## What is expected
What is the number of lines in the entries that include the word "title"? Respond with the number only.

(Raw records)
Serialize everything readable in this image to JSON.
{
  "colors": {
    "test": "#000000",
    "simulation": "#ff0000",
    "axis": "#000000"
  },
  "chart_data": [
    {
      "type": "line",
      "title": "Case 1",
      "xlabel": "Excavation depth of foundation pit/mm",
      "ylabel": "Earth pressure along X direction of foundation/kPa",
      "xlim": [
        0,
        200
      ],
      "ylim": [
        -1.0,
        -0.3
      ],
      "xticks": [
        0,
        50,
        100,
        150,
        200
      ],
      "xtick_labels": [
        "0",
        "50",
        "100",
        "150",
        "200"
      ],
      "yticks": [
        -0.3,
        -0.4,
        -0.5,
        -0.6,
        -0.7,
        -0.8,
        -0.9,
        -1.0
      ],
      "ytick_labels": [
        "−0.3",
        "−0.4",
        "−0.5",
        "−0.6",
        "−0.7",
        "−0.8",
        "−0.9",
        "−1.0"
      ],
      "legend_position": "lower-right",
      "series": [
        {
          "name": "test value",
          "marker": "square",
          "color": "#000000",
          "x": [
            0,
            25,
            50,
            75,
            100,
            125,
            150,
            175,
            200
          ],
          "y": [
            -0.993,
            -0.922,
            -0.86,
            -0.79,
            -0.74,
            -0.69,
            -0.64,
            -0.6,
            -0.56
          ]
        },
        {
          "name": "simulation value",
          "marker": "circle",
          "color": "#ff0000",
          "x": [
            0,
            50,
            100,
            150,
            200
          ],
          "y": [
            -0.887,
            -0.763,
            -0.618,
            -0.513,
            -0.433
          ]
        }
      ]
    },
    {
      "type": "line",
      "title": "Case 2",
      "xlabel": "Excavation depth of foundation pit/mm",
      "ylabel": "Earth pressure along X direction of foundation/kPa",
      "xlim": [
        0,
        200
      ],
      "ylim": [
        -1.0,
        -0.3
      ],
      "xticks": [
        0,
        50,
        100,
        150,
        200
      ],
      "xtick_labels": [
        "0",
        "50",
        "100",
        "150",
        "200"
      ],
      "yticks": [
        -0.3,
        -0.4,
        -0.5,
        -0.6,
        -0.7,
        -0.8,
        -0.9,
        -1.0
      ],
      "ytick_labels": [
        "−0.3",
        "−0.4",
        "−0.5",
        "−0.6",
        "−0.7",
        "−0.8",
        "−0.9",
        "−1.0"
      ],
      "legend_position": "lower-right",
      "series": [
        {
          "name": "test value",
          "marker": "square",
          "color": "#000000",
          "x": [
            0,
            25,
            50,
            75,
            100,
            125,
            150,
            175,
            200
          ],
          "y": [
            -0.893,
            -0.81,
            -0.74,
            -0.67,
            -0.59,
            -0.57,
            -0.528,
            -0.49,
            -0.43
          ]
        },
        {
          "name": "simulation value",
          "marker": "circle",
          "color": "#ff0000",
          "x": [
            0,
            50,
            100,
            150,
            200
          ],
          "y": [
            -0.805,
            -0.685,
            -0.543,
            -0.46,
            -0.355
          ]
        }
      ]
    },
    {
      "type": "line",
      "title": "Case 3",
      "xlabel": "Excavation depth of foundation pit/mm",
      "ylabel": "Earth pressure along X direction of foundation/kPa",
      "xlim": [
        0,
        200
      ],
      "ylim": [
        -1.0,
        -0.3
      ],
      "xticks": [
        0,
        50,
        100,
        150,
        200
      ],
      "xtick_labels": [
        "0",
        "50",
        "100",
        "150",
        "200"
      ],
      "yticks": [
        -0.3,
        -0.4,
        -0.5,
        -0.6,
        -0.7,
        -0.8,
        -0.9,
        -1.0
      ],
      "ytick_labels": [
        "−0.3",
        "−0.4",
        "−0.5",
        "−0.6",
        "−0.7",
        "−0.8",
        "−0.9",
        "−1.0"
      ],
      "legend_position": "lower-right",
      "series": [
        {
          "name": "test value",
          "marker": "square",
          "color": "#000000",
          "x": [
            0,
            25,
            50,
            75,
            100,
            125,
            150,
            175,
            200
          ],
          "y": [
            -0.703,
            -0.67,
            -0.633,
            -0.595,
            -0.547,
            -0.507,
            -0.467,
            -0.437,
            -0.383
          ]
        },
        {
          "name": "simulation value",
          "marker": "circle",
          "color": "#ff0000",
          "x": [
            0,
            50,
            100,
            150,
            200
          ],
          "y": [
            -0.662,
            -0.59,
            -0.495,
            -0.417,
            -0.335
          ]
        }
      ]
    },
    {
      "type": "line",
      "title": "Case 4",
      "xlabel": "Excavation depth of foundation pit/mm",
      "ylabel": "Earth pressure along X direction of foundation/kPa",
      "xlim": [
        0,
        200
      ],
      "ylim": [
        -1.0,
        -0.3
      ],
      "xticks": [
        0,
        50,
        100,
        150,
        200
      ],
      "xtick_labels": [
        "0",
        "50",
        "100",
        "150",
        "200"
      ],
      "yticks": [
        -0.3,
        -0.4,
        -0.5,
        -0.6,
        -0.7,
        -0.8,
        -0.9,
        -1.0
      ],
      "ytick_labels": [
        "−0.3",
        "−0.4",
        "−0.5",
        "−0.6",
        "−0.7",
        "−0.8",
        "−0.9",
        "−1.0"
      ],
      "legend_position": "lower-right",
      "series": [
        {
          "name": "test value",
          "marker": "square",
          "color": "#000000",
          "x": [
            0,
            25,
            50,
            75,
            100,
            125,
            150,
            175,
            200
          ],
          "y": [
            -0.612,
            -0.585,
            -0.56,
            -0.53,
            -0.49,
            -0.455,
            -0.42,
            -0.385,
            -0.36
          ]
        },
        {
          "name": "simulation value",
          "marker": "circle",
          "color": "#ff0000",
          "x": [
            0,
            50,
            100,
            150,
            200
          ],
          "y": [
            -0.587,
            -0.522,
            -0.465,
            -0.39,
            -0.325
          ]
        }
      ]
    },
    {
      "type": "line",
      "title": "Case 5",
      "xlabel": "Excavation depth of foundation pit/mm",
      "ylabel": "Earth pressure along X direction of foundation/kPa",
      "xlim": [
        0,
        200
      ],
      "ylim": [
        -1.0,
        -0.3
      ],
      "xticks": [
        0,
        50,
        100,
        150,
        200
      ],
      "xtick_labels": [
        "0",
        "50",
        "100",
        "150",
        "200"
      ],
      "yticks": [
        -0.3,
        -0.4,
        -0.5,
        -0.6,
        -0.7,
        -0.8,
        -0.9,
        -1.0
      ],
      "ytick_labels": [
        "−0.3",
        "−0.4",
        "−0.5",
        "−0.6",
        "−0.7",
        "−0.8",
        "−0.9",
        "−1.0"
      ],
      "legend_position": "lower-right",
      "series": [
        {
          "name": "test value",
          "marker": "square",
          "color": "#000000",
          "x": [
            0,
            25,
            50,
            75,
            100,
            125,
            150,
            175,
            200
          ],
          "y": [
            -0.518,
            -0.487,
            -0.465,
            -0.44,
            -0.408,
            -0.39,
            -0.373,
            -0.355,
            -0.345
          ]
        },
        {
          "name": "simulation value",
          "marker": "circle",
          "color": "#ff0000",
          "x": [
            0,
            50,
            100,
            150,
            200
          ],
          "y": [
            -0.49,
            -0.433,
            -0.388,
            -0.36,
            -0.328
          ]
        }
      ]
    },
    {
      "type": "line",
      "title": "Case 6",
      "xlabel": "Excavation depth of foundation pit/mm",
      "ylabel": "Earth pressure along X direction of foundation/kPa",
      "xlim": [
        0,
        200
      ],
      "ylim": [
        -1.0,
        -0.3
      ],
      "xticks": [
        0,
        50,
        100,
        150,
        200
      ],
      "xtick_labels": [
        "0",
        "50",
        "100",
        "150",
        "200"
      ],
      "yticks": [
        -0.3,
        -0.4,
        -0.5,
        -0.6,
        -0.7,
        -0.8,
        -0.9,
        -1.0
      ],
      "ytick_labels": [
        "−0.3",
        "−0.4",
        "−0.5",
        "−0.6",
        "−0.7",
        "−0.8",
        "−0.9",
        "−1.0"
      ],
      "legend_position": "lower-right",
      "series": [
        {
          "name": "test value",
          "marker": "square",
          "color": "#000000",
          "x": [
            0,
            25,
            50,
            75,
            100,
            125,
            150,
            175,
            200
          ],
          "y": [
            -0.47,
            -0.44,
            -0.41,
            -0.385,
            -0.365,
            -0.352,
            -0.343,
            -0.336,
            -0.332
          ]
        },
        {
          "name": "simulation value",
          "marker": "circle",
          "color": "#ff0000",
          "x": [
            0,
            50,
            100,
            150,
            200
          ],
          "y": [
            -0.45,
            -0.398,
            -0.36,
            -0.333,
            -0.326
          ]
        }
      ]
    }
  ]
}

## Correct output
6